→ **TEXTABSCHNITT**
*****

Daß das Pro­jekt über­haupt wäh­rend der letz­ten Krank­heits­wo­chen von Papst Fran­zis­kus – des­sen unmit­tel­bar bevor­ste­hen­der Tod spä­te­stens ab der Ein­lie­fe­rung in die Gemel­li-Kli­nik nicht mehr nur für den eng­sten Mit­ar­bei­ter­stab offen­sicht­lich war – ver­kün­det wur­de, läßt den Ver­dacht auf­kom­men, man habe hier in größ­ter Eile noch ein ideo­lo­gi­sches Erbe sichern wol­len – eine Art „syn­oda­les Ver­mächt­nis“, das den Nach­fol­ger bin­den soll­te. Nun aber ist der Plan in der Schwe­be, und mit ihm die gan­ze Idee einer Syn­oda­li­tät, die inzwi­schen wie eine end­lo­se Selbst­be­spie­ge­lung wirkt.

Die „Kirche des Dialogs“ – ohne Dialog

Iro­ni­scher­wei­se prä­sen­tiert sich die Syn­oda­li­tät als Pro­jekt des Hörens, des Dia­logs und der Gemein­schaft. In Wahr­heit aber wirkt sie – und das von Anfang an – wie ein Mono­log pro­gres­si­ver Zir­kel. Die Gläu­bi­gen vor Ort, die angeb­lich „Prot­ago­ni­sten des Pro­zes­ses“ sein sol­len, erle­ben davon wenig. Was als Betei­li­gung ver­kauft wird, ist oft nichts ande­res als die Zustim­mung zu vor­ge­fer­tig­ten Kon­zep­ten. Wie es im Herbst 2013 mit der Vor­ar­beit zur ersten Fami­li­en­syn­ode begon­nen hat­te, setz­te es sich fort. Die Gläu­bi­gen wur­den – qua­si basis­de­mo­kra­tisch – ein­ge­la­den, ihre Gedan­ken zu Ehe und Fami­lie mit­zu­tei­len. Wer dies jedoch tat, erhielt nicht ein­mal eine Ein­gangs­be­stä­ti­gung. Auch das kennt man aus dem Polit­be­trieb. Die Rich­tung ist schon klar fixiert, bevor der Öffent­lich­keit über­haupt eine erste Mit­tei­lung der neu­en Initia­ti­ve gemacht wird. Der Rest sind schö­ne Bemän­te­lun­gen und die Sicht ver­stel­len­de Weihrauchschwaden.

*****

→ **ARBEITSANWEISUNG**
Kopieren Sie aus dem Text über die Synodalität wortgetreu die Stelle von „Daß das Pro­jekt“ bis einschließlich „eine end­lo­se Selbst­be­spie­ge­lung wirkt.“.

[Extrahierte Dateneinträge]
*****

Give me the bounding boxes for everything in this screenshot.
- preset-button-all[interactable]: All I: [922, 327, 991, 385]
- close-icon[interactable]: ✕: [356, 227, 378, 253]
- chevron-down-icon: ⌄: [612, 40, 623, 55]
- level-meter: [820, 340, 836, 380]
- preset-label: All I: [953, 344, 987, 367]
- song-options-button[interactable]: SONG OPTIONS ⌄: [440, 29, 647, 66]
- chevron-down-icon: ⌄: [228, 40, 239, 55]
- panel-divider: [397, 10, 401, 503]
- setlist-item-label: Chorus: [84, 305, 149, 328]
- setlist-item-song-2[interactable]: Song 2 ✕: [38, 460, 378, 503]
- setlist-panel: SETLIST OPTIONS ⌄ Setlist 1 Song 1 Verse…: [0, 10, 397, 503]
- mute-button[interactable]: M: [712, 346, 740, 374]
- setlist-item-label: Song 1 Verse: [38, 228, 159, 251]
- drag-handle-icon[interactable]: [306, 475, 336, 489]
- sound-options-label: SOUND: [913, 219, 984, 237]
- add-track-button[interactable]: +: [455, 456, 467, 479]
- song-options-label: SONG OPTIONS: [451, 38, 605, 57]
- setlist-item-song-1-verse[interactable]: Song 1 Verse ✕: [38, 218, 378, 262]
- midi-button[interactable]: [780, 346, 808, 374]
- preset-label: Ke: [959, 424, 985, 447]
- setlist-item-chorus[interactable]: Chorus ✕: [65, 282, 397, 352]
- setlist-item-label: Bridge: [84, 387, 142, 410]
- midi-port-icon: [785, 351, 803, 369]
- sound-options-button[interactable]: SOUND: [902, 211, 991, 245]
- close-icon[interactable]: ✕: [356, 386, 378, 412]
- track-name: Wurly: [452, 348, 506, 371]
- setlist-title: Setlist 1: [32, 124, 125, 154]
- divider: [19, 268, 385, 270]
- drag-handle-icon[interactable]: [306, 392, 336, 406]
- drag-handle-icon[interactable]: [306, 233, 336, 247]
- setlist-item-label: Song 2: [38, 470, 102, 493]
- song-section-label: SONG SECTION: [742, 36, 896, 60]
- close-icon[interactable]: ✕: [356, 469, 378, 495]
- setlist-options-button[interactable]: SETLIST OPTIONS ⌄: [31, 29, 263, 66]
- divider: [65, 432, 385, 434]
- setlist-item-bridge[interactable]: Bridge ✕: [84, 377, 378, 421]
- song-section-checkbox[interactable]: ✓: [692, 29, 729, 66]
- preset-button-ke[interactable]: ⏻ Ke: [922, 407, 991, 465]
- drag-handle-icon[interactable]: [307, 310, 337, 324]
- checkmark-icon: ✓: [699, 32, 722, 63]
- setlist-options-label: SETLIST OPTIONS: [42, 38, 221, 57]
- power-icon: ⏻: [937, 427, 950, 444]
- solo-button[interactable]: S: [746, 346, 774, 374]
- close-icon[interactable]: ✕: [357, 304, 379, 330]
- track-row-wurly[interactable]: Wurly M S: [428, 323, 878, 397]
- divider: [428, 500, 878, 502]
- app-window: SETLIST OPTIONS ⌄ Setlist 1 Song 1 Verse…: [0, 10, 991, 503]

*****

→ **BEARBEITETE AUFGABE**
Daß das Pro­jekt über­haupt wäh­rend der letz­ten Krank­heits­wo­chen von Papst Fran­zis­kus – des­sen unmit­tel­bar bevor­ste­hen­der Tod spä­te­stens ab der Ein­lie­fe­rung in die Gemel­li-Kli­nik nicht mehr nur für den eng­sten Mit­ar­bei­ter­stab offen­sicht­lich war – ver­kün­det wur­de, läßt den Ver­dacht auf­kom­men, man habe hier in größ­ter Eile noch ein ideo­lo­gi­sches Erbe sichern wol­len – eine Art „syn­oda­les Ver­mächt­nis“, das den Nach­fol­ger bin­den soll­te. Nun aber ist der Plan in der Schwe­be, und mit ihm die gan­ze Idee einer Syn­oda­li­tät, die inzwi­schen wie eine end­lo­se Selbst­be­spie­ge­lung wirkt.